» **WHAT YOU WILL DO**
Exclude the pictures and retype the entries as written.
··· TASK INPUTS
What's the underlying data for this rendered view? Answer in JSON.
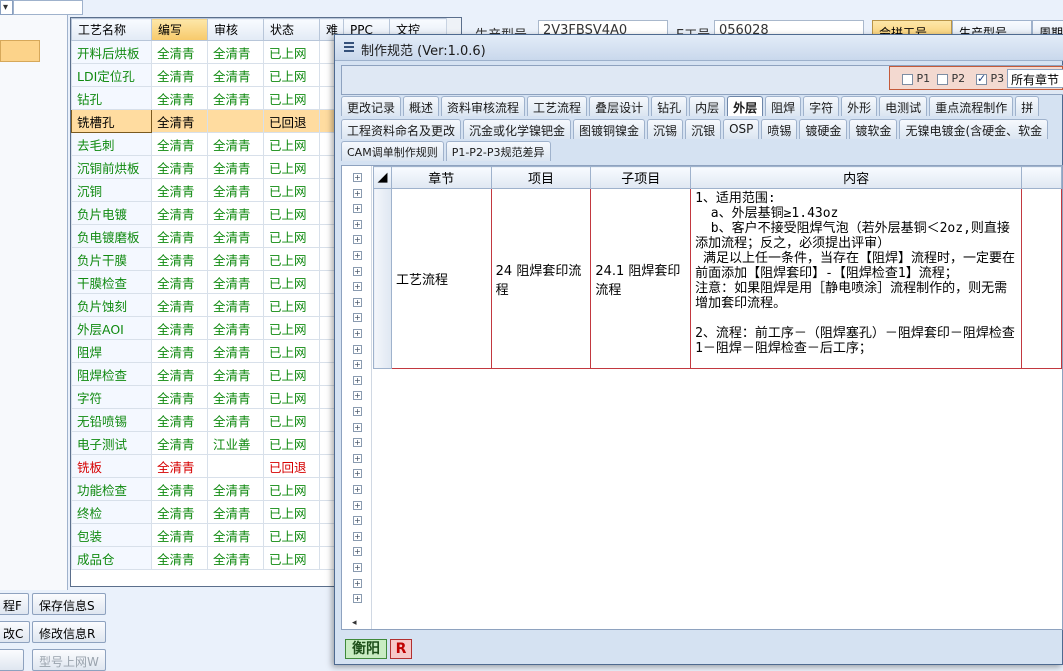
{
  "grid": {
    "columns": [
      "工艺名称",
      "编写",
      "审核",
      "状态",
      "难",
      "PPC",
      "文控"
    ],
    "rows": [
      {
        "name": "开料后烘板",
        "author": "全清青",
        "reviewer": "全清青",
        "status": "已上网",
        "state": "ok"
      },
      {
        "name": "LDI定位孔",
        "author": "全清青",
        "reviewer": "全清青",
        "status": "已上网",
        "state": "ok"
      },
      {
        "name": "钻孔",
        "author": "全清青",
        "reviewer": "全清青",
        "status": "已上网",
        "state": "ok"
      },
      {
        "name": "铣槽孔",
        "author": "全清青",
        "reviewer": "",
        "status": "已回退",
        "state": "sel"
      },
      {
        "name": "去毛刺",
        "author": "全清青",
        "reviewer": "全清青",
        "status": "已上网",
        "state": "ok"
      },
      {
        "name": "沉铜前烘板",
        "author": "全清青",
        "reviewer": "全清青",
        "status": "已上网",
        "state": "ok"
      },
      {
        "name": "沉铜",
        "author": "全清青",
        "reviewer": "全清青",
        "status": "已上网",
        "state": "ok"
      },
      {
        "name": "负片电镀",
        "author": "全清青",
        "reviewer": "全清青",
        "status": "已上网",
        "state": "ok"
      },
      {
        "name": "负电镀磨板",
        "author": "全清青",
        "reviewer": "全清青",
        "status": "已上网",
        "state": "ok"
      },
      {
        "name": "负片干膜",
        "author": "全清青",
        "reviewer": "全清青",
        "status": "已上网",
        "state": "ok"
      },
      {
        "name": "干膜检查",
        "author": "全清青",
        "reviewer": "全清青",
        "status": "已上网",
        "state": "ok"
      },
      {
        "name": "负片蚀刻",
        "author": "全清青",
        "reviewer": "全清青",
        "status": "已上网",
        "state": "ok"
      },
      {
        "name": "外层AOI",
        "author": "全清青",
        "reviewer": "全清青",
        "status": "已上网",
        "state": "ok"
      },
      {
        "name": "阻焊",
        "author": "全清青",
        "reviewer": "全清青",
        "status": "已上网",
        "state": "ok"
      },
      {
        "name": "阻焊检查",
        "author": "全清青",
        "reviewer": "全清青",
        "status": "已上网",
        "state": "ok"
      },
      {
        "name": "字符",
        "author": "全清青",
        "reviewer": "全清青",
        "status": "已上网",
        "state": "ok"
      },
      {
        "name": "无铅喷锡",
        "author": "全清青",
        "reviewer": "全清青",
        "status": "已上网",
        "state": "ok"
      },
      {
        "name": "电子测试",
        "author": "全清青",
        "reviewer": "江业善",
        "status": "已上网",
        "state": "ok"
      },
      {
        "name": "铣板",
        "author": "全清青",
        "reviewer": "",
        "status": "已回退",
        "state": "back"
      },
      {
        "name": "功能检查",
        "author": "全清青",
        "reviewer": "全清青",
        "status": "已上网",
        "state": "ok"
      },
      {
        "name": "终检",
        "author": "全清青",
        "reviewer": "全清青",
        "status": "已上网",
        "state": "ok"
      },
      {
        "name": "包装",
        "author": "全清青",
        "reviewer": "全清青",
        "status": "已上网",
        "state": "ok"
      },
      {
        "name": "成品仓",
        "author": "全清青",
        "reviewer": "全清青",
        "status": "已上网",
        "state": "ok"
      }
    ]
  },
  "buttons": {
    "left_top": "程F",
    "left_mid": "改C",
    "save_info": "保存信息S",
    "modify_info": "修改信息R",
    "model_online": "型号上网W"
  },
  "bgform": {
    "label_model": "生产型号",
    "model_value": "2V3FBSV4A0",
    "label_order": "E工号",
    "order_value": "056028",
    "tab_active": "会拼工号",
    "tab2": "生产型号",
    "tab3": "周期"
  },
  "window": {
    "title": "制作规范 (Ver:1.0.6)",
    "filters": [
      {
        "label": "P1",
        "checked": false
      },
      {
        "label": "P2",
        "checked": false
      },
      {
        "label": "P3",
        "checked": true
      }
    ],
    "section_combo": "所有章节",
    "tabs_row1": [
      "更改记录",
      "概述",
      "资料审核流程",
      "工艺流程",
      "叠层设计",
      "钻孔",
      "内层",
      "外层",
      "阻焊",
      "字符",
      "外形",
      "电测试",
      "重点流程制作",
      "拼"
    ],
    "active_tab": "外层",
    "tabs_row2": [
      "工程资料命名及更改",
      "沉金或化学镍钯金",
      "图镀铜镍金",
      "沉锡",
      "沉银",
      "OSP",
      "喷锡",
      "镀硬金",
      "镀软金",
      "无镍电镀金(含硬金、软金"
    ],
    "tabs_row3": [
      "CAM调单制作规则",
      "P1-P2-P3规范差异"
    ],
    "table": {
      "headers": [
        "章节",
        "项目",
        "子项目",
        "内容"
      ],
      "row": {
        "chapter": "工艺流程",
        "item": "24 阻焊套印流程",
        "subitem": "24.1 阻焊套印流程",
        "content": "1、适用范围:\n  a、外层基铜≥1.43oz\n  b、客户不接受阻焊气泡（若外层基铜＜2oz,则直接添加流程；反之，必须提出评审）\n 满足以上任一条件，当存在【阻焊】流程时，一定要在前面添加【阻焊套印】-【阻焊检查1】流程；\n注意：如果阻焊是用［静电喷涂］流程制作的，则无需增加套印流程。\n\n2、流程：前工序－（阻焊塞孔）－阻焊套印－阻焊检查1－阻焊－阻焊检查－后工序；"
      }
    },
    "status_badge_left": "衡阳",
    "status_badge_right": "R"
  },
  "colors": {
    "ok_text": "#108a10",
    "back_text": "#d60000",
    "selected_row": "#ffdca0",
    "header_highlight": "#f7c96a",
    "content_border": "#c2383f"
  },
  "icons": [
    "chevron-down-icon",
    "menu-icon",
    "tree-expand-icon",
    "checkbox-icon"
  ]
}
······
» **RESPONSE**
What's the underlying data for this rendered view? Answer in JSON.
{
  "grid": {
    "columns": [
      "工艺名称",
      "编写",
      "审核",
      "状态",
      "难",
      "PPC",
      "文控"
    ],
    "rows": [
      {
        "name": "开料后烘板",
        "author": "全清青",
        "reviewer": "全清青",
        "status": "已上网",
        "state": "ok"
      },
      {
        "name": "LDI定位孔",
        "author": "全清青",
        "reviewer": "全清青",
        "status": "已上网",
        "state": "ok"
      },
      {
        "name": "钻孔",
        "author": "全清青",
        "reviewer": "全清青",
        "status": "已上网",
        "state": "ok"
      },
      {
        "name": "铣槽孔",
        "author": "全清青",
        "reviewer": "",
        "status": "已回退",
        "state": "sel"
      },
      {
        "name": "去毛刺",
        "author": "全清青",
        "reviewer": "全清青",
        "status": "已上网",
        "state": "ok"
      },
      {
        "name": "沉铜前烘板",
        "author": "全清青",
        "reviewer": "全清青",
        "status": "已上网",
        "state": "ok"
      },
      {
        "name": "沉铜",
        "author": "全清青",
        "reviewer": "全清青",
        "status": "已上网",
        "state": "ok"
      },
      {
        "name": "负片电镀",
        "author": "全清青",
        "reviewer": "全清青",
        "status": "已上网",
        "state": "ok"
      },
      {
        "name": "负电镀磨板",
        "author": "全清青",
        "reviewer": "全清青",
        "status": "已上网",
        "state": "ok"
      },
      {
        "name": "负片干膜",
        "author": "全清青",
        "reviewer": "全清青",
        "status": "已上网",
        "state": "ok"
      },
      {
        "name": "干膜检查",
        "author": "全清青",
        "reviewer": "全清青",
        "status": "已上网",
        "state": "ok"
      },
      {
        "name": "负片蚀刻",
        "author": "全清青",
        "reviewer": "全清青",
        "status": "已上网",
        "state": "ok"
      },
      {
        "name": "外层AOI",
        "author": "全清青",
        "reviewer": "全清青",
        "status": "已上网",
        "state": "ok"
      },
      {
        "name": "阻焊",
        "author": "全清青",
        "reviewer": "全清青",
        "status": "已上网",
        "state": "ok"
      },
      {
        "name": "阻焊检查",
        "author": "全清青",
        "reviewer": "全清青",
        "status": "已上网",
        "state": "ok"
      },
      {
        "name": "字符",
        "author": "全清青",
        "reviewer": "全清青",
        "status": "已上网",
        "state": "ok"
      },
      {
        "name": "无铅喷锡",
        "author": "全清青",
        "reviewer": "全清青",
        "status": "已上网",
        "state": "ok"
      },
      {
        "name": "电子测试",
        "author": "全清青",
        "reviewer": "江业善",
        "status": "已上网",
        "state": "ok"
      },
      {
        "name": "铣板",
        "author": "全清青",
        "reviewer": "",
        "status": "已回退",
        "state": "back"
      },
      {
        "name": "功能检查",
        "author": "全清青",
        "reviewer": "全清青",
        "status": "已上网",
        "state": "ok"
      },
      {
        "name": "终检",
        "author": "全清青",
        "reviewer": "全清青",
        "status": "已上网",
        "state": "ok"
      },
      {
        "name": "包装",
        "author": "全清青",
        "reviewer": "全清青",
        "status": "已上网",
        "state": "ok"
      },
      {
        "name": "成品仓",
        "author": "全清青",
        "reviewer": "全清青",
        "status": "已上网",
        "state": "ok"
      }
    ]
  },
  "buttons": {
    "left_top": "程F",
    "left_mid": "改C",
    "save_info": "保存信息S",
    "modify_info": "修改信息R",
    "model_online": "型号上网W"
  },
  "bgform": {
    "label_model": "生产型号",
    "model_value": "2V3FBSV4A0",
    "label_order": "E工号",
    "order_value": "056028",
    "tab_active": "会拼工号",
    "tab2": "生产型号",
    "tab3": "周期"
  },
  "window": {
    "title": "制作规范 (Ver:1.0.6)",
    "filters": [
      {
        "label": "P1",
        "checked": false
      },
      {
        "label": "P2",
        "checked": false
      },
      {
        "label": "P3",
        "checked": true
      }
    ],
    "section_combo": "所有章节",
    "tabs_row1": [
      "更改记录",
      "概述",
      "资料审核流程",
      "工艺流程",
      "叠层设计",
      "钻孔",
      "内层",
      "外层",
      "阻焊",
      "字符",
      "外形",
      "电测试",
      "重点流程制作",
      "拼"
    ],
    "active_tab": "外层",
    "tabs_row2": [
      "工程资料命名及更改",
      "沉金或化学镍钯金",
      "图镀铜镍金",
      "沉锡",
      "沉银",
      "OSP",
      "喷锡",
      "镀硬金",
      "镀软金",
      "无镍电镀金(含硬金、软金"
    ],
    "tabs_row3": [
      "CAM调单制作规则",
      "P1-P2-P3规范差异"
    ],
    "table": {
      "headers": [
        "章节",
        "项目",
        "子项目",
        "内容"
      ],
      "row": {
        "chapter": "工艺流程",
        "item": "24 阻焊套印流程",
        "subitem": "24.1 阻焊套印流程",
        "content": "1、适用范围:\n  a、外层基铜≥1.43oz\n  b、客户不接受阻焊气泡（若外层基铜＜2oz,则直接添加流程；反之，必须提出评审）\n 满足以上任一条件，当存在【阻焊】流程时，一定要在前面添加【阻焊套印】-【阻焊检查1】流程；\n注意：如果阻焊是用［静电喷涂］流程制作的，则无需增加套印流程。\n\n2、流程：前工序－（阻焊塞孔）－阻焊套印－阻焊检查1－阻焊－阻焊检查－后工序；"
      }
    },
    "status_badge_left": "衡阳",
    "status_badge_right": "R"
  },
  "colors": {
    "ok_text": "#108a10",
    "back_text": "#d60000",
    "selected_row": "#ffdca0",
    "header_highlight": "#f7c96a",
    "content_border": "#c2383f"
  },
  "icons": [
    "chevron-down-icon",
    "menu-icon",
    "tree-expand-icon",
    "checkbox-icon"
  ]
}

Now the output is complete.